▶ _Document source_:
********************
« Je vous souhaite de ne jamais avoir affaire à la justice »
Tristan-Edern Vaquette a troqué la guitare de ses spectacles philosophico-punk pour une plume acerbe. Dans le prolongement de La conjuration de la peur, après le brûlot Je ne suis pas Charlie (je suis Vaquette), il a joué les « journalistes infiltrés » et narre son expérience de juré aux assises dans Les neuf salopards. Jetant un regard acide sur la justice. Et les médias.
Pensiez-vous être un jour juré aux assises ?
Pas du tout ! Même quand j’ai reçu le courrier m’annonçant que j’étais présélectionné, je me disais qu’il y avait peu de chances que je sois retenu.
Vous aviez déjà mis les pieds dans un tribunal ?
Une fois pour le procès d’un collègue. Une amie greffière m’avait proposé d’assister à une audience mais je n’avais pas trouvé le temps.
Quand vous avez été retenu, comment avez-vous réagi ? Vous êtes-vous préparé et saviez-vous que vous alliez en tirer un livre ?
C’est sûr qu’il y a plus d’enjeu qu’à être invité à un match de foot ! D’autant qu’on vous menace d’une forte amende si vous n’êtes pas présent… En réalité, on ne risque pas grand-chose. Je n’ai pas voulu trop me renseigner mais j’avais l’idée de raconter ce que j’allais vivre. Mais, même si les audiences sont publiques, il est interdit de trahir le secret du délibéré. C’est puni d’un an de prison et de 15 000 euros d’amende. Alors j’ai fait en sorte que personne ne puisse être identifié.
Vous décrivez chaque étape… Qu’est-ce qui vous a le plus marqué ?
Les êtres humains en face de moi. J’ai été bouleversé par cette femme poursuivie pour le meurtre de son compagnon alors qu’on avait affaire à une banale querelle entre deux marginaux qui a mal tourné. Quand quelqu’un meurt parce qu’il n’a pas été bien pris en charge à l’hôpital, je n’appelle pas ça un meurtre. Idem avec cette histoire d’inceste. Il y avait là une matière très riche. Pour un journaliste ou un romancier.
Quant au fonctionnement de la justice, qu’est-ce qui vous a le plus choqué ?
Le rôle des experts. On a affaire à une justice de classe. Toutefois, côté magistrats, j’ai senti, notamment chez le président, la volonté d’accompagner les gens plutôt que de les enfoncer. A contrario, de la part des experts, alors que leur rôle devrait être de nous aider à comprendre qui sont les personnes que l’on a à juger, ils ne font que les déshumaniser.
********************
▶ _Données fournies_:
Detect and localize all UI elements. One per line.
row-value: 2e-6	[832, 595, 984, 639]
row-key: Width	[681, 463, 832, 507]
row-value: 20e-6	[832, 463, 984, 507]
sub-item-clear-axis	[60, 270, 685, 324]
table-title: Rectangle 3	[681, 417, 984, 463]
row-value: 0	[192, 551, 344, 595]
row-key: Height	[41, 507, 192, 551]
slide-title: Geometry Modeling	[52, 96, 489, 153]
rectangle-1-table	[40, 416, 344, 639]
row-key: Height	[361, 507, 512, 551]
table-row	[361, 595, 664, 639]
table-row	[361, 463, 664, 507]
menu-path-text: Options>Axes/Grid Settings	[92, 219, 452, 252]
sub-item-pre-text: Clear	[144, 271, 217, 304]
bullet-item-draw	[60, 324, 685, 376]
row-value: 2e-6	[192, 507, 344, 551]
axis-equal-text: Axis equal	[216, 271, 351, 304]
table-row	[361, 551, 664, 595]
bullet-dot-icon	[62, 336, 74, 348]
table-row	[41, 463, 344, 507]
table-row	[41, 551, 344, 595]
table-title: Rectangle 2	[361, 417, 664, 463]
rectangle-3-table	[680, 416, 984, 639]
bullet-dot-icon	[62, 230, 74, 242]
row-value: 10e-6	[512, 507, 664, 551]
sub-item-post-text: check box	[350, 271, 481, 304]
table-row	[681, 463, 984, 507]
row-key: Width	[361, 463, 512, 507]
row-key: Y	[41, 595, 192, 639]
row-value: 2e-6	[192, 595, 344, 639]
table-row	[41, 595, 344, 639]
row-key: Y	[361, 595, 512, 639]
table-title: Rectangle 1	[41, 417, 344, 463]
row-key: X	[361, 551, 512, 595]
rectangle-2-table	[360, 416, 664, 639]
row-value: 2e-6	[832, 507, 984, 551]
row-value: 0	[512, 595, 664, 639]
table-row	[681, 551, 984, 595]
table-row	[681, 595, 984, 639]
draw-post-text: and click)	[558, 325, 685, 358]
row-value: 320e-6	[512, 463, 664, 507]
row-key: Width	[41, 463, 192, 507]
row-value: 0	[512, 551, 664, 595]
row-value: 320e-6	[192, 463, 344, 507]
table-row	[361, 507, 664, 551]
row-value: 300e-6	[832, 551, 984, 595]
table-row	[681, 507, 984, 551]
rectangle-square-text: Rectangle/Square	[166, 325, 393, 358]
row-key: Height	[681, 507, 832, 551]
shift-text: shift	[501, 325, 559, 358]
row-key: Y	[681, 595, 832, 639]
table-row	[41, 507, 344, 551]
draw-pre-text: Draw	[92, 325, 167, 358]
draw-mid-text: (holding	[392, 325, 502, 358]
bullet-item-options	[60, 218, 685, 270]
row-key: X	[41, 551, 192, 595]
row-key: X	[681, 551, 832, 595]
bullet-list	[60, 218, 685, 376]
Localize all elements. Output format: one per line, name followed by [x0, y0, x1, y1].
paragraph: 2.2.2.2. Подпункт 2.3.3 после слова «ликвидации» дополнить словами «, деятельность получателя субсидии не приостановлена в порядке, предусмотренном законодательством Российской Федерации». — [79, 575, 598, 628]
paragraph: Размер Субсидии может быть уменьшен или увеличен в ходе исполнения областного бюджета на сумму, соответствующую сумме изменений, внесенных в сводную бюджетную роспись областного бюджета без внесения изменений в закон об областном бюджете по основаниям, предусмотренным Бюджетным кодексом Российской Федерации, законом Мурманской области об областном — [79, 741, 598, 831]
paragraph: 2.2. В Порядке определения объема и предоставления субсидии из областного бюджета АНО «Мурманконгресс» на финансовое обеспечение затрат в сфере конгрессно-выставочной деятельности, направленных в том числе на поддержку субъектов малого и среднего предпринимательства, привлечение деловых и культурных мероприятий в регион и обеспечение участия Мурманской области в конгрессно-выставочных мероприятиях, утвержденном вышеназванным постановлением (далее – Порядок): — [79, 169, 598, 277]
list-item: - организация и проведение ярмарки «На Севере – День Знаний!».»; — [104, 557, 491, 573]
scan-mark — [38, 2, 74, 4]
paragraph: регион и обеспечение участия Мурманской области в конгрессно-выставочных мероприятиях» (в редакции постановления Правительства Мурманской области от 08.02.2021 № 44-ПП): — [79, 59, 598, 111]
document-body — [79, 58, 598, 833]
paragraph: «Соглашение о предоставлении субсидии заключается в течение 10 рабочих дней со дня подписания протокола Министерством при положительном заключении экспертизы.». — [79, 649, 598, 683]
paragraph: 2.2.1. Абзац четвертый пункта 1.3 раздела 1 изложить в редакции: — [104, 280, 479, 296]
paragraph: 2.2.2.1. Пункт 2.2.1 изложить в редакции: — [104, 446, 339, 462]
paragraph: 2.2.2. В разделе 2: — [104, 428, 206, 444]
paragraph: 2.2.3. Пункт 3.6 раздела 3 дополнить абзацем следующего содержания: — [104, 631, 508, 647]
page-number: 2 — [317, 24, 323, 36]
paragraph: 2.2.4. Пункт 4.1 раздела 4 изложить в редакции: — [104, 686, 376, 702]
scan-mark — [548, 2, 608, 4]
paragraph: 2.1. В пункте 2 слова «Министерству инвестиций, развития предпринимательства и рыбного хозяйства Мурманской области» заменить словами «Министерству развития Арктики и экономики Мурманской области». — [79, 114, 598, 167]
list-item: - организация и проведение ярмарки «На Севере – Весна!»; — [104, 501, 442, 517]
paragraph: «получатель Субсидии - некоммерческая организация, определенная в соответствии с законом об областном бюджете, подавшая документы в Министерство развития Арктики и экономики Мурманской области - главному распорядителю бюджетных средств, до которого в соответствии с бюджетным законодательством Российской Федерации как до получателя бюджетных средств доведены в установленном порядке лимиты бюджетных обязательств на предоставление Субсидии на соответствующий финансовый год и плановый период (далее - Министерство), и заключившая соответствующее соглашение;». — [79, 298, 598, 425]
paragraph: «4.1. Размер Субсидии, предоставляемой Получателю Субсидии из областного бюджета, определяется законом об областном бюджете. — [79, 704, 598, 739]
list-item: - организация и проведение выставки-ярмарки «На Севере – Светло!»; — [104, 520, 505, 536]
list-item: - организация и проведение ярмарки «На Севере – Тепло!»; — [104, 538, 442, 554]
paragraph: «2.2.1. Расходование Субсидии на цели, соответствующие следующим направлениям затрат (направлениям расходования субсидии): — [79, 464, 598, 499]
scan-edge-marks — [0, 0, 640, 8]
********************
▶ _Travail demandé_:
Réécrivez sous forme de liste, s'il vous plaît, le paragraphe de l'entretien qui commence par « Le rôle des experts », en conservant ses faits principaux.

▶ _Réponse_:
- Le plus choquant : le rôle des experts.
- La justice est qualifiée de justice de classe.
- Chez les magistrats, notamment le président, se fait sentir la volonté d'accompagner les gens plutôt que de les enfoncer.
- Les experts, censés aider à comprendre qui sont les personnes jugées, ne font que les déshumaniser.